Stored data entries
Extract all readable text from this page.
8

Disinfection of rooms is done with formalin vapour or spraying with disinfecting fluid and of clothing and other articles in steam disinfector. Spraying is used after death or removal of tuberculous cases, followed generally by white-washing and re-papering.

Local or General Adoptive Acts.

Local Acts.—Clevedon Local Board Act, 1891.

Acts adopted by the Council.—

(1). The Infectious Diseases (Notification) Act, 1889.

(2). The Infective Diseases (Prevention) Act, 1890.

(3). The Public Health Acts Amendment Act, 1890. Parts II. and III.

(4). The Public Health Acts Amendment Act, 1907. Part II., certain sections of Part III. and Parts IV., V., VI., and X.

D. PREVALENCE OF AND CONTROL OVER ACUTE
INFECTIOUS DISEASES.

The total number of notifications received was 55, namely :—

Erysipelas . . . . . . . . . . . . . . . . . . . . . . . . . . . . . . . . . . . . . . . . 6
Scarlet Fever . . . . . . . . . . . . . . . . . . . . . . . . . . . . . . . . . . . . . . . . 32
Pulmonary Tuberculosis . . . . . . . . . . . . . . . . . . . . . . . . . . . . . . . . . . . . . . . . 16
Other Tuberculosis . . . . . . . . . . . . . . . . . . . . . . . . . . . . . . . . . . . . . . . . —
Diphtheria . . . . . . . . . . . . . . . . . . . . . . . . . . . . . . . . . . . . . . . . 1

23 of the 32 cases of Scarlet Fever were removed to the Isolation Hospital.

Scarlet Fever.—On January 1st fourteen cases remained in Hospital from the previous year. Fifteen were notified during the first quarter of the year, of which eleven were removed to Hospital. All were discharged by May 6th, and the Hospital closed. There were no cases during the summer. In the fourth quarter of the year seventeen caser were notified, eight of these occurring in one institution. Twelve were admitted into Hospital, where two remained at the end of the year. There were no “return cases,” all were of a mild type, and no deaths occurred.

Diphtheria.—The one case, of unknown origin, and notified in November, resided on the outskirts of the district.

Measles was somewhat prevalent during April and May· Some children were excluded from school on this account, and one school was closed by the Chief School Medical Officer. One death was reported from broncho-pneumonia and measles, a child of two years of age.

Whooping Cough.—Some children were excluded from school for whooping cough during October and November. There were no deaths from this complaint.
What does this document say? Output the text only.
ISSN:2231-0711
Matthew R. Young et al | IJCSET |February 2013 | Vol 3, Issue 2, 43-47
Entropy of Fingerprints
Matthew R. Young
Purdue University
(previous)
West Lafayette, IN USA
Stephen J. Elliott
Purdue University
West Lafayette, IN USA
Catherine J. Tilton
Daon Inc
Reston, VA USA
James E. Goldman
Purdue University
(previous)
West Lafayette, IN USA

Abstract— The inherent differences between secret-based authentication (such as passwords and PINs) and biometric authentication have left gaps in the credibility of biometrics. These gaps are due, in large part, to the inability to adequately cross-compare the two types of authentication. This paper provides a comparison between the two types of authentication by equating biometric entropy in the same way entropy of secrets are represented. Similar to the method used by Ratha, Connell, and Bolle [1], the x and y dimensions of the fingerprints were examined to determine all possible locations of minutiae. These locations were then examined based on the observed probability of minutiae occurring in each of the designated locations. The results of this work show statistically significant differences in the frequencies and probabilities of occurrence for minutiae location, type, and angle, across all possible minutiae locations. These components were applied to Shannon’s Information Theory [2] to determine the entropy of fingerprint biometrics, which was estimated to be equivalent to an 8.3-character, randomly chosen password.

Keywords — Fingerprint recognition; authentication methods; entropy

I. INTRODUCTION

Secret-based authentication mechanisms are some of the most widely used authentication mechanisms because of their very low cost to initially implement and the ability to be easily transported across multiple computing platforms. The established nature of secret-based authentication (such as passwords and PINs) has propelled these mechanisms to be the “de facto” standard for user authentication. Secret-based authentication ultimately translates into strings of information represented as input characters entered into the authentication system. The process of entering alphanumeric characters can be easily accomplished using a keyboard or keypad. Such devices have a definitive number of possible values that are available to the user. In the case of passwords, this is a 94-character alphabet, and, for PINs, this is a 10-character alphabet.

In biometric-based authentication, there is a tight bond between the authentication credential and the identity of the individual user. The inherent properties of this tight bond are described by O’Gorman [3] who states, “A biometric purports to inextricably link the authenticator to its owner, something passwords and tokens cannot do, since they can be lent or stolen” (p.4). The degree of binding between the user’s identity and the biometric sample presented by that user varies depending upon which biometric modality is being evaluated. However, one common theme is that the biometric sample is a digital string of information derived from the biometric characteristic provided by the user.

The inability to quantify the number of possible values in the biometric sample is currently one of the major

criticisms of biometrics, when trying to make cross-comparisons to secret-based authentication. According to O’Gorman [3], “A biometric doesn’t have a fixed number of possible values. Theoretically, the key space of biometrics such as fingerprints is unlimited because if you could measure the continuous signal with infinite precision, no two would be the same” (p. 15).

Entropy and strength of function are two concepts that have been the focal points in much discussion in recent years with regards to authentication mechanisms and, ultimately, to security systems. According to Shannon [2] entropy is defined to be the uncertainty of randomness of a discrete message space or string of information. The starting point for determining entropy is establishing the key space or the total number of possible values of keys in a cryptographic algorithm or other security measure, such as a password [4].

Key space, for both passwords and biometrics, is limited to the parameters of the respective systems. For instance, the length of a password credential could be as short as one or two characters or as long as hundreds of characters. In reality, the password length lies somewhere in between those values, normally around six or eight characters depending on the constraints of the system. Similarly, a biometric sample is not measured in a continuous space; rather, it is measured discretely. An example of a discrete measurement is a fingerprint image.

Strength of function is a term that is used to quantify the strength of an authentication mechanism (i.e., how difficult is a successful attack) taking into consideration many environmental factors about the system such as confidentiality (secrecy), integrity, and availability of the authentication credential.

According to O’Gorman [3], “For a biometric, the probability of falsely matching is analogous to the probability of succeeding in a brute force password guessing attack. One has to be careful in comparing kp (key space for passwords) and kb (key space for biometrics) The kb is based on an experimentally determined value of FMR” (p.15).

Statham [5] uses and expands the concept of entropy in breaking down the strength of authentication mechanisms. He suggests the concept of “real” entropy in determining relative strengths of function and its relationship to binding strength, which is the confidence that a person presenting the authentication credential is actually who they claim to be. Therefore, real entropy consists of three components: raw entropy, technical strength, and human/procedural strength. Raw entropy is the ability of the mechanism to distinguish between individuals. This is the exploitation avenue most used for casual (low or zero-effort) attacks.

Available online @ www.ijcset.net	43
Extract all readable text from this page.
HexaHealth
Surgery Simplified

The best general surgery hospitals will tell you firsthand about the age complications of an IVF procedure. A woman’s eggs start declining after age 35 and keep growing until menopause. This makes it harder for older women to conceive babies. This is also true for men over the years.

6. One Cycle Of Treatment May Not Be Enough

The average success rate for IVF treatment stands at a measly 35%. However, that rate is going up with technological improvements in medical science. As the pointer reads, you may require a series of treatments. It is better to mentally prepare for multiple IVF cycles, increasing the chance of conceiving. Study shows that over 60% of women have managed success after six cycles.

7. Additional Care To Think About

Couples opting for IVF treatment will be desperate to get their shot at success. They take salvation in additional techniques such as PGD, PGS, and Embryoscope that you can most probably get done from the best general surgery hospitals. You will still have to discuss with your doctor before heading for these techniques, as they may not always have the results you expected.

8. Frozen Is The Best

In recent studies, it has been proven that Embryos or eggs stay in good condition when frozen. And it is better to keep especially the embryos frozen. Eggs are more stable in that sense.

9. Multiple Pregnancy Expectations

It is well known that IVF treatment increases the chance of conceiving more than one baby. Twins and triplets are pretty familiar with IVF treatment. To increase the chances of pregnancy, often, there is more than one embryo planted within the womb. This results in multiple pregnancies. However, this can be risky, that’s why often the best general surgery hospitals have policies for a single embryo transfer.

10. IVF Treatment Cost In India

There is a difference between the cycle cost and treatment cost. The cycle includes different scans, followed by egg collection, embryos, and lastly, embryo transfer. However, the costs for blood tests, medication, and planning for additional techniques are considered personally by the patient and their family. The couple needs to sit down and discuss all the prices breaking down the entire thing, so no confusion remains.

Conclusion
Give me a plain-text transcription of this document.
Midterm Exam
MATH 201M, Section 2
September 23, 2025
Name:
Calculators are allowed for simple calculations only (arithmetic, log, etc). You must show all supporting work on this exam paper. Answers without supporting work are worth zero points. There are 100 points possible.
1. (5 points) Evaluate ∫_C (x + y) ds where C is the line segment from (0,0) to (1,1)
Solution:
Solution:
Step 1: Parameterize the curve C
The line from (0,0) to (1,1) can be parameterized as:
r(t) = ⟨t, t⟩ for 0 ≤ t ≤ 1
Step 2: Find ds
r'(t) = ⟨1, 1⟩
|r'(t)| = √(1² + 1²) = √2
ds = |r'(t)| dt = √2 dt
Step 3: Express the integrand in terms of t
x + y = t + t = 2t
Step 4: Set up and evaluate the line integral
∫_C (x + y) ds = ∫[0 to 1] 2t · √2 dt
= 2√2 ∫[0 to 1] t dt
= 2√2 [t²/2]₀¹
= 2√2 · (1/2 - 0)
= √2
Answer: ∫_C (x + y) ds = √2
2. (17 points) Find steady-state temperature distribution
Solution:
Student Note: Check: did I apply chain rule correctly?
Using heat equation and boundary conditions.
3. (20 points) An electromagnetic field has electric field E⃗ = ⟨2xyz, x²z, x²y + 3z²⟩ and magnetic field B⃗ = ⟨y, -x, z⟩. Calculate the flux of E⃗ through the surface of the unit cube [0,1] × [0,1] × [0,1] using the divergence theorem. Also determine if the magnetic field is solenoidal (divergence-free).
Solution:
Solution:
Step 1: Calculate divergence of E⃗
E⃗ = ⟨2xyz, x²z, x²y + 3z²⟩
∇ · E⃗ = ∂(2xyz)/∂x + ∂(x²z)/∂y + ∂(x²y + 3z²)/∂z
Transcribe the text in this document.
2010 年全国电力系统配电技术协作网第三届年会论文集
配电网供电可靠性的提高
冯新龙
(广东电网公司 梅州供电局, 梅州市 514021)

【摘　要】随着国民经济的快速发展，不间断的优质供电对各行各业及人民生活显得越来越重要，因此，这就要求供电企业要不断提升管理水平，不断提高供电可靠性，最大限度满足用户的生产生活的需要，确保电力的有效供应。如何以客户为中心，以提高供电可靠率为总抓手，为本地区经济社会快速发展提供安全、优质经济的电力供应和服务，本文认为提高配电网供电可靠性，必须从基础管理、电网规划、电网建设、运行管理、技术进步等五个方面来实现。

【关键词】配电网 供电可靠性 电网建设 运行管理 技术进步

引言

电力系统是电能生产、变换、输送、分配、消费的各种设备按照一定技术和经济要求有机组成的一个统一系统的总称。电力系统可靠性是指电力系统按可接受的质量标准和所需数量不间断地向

Stated goal — Copy, from the material, each line that holds the string "Young".

Final result —
Matthew R. Young et al | IJCSET |February 2013 | Vol 3, Issue 2, 43-47
Matthew R. Young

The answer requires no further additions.